Problem to work on: Print the entries below in their entirety, exactly as they are written.

Collected data:

__________________________________________________

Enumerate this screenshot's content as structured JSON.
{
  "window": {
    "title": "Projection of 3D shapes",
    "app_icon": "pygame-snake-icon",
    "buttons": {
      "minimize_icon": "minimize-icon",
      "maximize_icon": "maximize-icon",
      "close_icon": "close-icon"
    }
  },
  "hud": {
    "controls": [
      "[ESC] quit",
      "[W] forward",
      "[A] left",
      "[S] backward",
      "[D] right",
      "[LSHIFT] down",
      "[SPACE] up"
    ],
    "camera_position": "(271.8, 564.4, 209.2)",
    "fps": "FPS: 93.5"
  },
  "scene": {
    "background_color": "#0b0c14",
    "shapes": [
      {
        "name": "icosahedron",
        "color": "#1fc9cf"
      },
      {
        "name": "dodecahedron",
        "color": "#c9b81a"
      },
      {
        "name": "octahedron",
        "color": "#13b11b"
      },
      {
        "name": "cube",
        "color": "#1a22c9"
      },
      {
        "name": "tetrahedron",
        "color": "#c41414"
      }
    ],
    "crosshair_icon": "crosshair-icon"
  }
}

__________________________________________________

Task solution:
Enumerate this screenshot's content as structured JSON.
{
  "window": {
    "title": "Projection of 3D shapes",
    "app_icon": "pygame-snake-icon",
    "buttons": {
      "minimize_icon": "minimize-icon",
      "maximize_icon": "maximize-icon",
      "close_icon": "close-icon"
    }
  },
  "hud": {
    "controls": [
      "[ESC] quit",
      "[W] forward",
      "[A] left",
      "[S] backward",
      "[D] right",
      "[LSHIFT] down",
      "[SPACE] up"
    ],
    "camera_position": "(271.8, 564.4, 209.2)",
    "fps": "FPS: 93.5"
  },
  "scene": {
    "background_color": "#0b0c14",
    "shapes": [
      {
        "name": "icosahedron",
        "color": "#1fc9cf"
      },
      {
        "name": "dodecahedron",
        "color": "#c9b81a"
      },
      {
        "name": "octahedron",
        "color": "#13b11b"
      },
      {
        "name": "cube",
        "color": "#1a22c9"
      },
      {
        "name": "tetrahedron",
        "color": "#c41414"
      }
    ],
    "crosshair_icon": "crosshair-icon"
  }
}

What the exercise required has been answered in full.